■ **The task**
The records below should be written out again, exactly.

[Stored items from a collection]

────────

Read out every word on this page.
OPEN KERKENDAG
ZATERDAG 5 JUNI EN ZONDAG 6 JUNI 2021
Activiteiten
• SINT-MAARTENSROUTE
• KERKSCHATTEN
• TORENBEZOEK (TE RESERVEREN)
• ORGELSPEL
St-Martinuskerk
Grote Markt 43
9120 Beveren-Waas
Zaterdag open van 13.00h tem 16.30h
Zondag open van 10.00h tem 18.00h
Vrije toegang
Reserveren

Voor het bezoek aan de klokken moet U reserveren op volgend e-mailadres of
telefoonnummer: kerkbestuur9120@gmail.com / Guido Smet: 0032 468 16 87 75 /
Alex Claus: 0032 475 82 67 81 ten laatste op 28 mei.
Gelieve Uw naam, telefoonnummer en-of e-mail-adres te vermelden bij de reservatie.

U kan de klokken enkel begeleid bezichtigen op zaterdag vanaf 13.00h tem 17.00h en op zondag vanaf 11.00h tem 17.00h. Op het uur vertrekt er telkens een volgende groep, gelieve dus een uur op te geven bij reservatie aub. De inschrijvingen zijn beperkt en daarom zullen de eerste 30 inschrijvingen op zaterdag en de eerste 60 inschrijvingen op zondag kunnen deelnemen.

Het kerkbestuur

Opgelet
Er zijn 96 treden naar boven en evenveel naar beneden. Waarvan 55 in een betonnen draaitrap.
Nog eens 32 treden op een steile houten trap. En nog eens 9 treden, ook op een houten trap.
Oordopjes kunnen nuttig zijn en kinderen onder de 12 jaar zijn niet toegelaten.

────────

■ **Task output**
Read out every word on this page.
OPEN KERKENDAG
ZATERDAG 5 JUNI EN ZONDAG 6 JUNI 2021
Activiteiten
• SINT-MAARTENSROUTE
• KERKSCHATTEN
• TORENBEZOEK (TE RESERVEREN)
• ORGELSPEL
St-Martinuskerk
Grote Markt 43
9120 Beveren-Waas
Zaterdag open van 13.00h tem 16.30h
Zondag open van 10.00h tem 18.00h
Vrije toegang
Reserveren

Voor het bezoek aan de klokken moet U reserveren op volgend e-mailadres of
telefoonnummer: kerkbestuur9120@gmail.com / Guido Smet: 0032 468 16 87 75 /
Alex Claus: 0032 475 82 67 81 ten laatste op 28 mei.
Gelieve Uw naam, telefoonnummer en-of e-mail-adres te vermelden bij de reservatie.

U kan de klokken enkel begeleid bezichtigen op zaterdag vanaf 13.00h tem 17.00h en op zondag vanaf 11.00h tem 17.00h. Op het uur vertrekt er telkens een volgende groep, gelieve dus een uur op te geven bij reservatie aub. De inschrijvingen zijn beperkt en daarom zullen de eerste 30 inschrijvingen op zaterdag en de eerste 60 inschrijvingen op zondag kunnen deelnemen.

Het kerkbestuur

Opgelet
Er zijn 96 treden naar boven en evenveel naar beneden. Waarvan 55 in een betonnen draaitrap.
Nog eens 32 treden op een steile houten trap. En nog eens 9 treden, ook op een houten trap.
Oordopjes kunnen nuttig zijn en kinderen onder de 12 jaar zijn niet toegelaten.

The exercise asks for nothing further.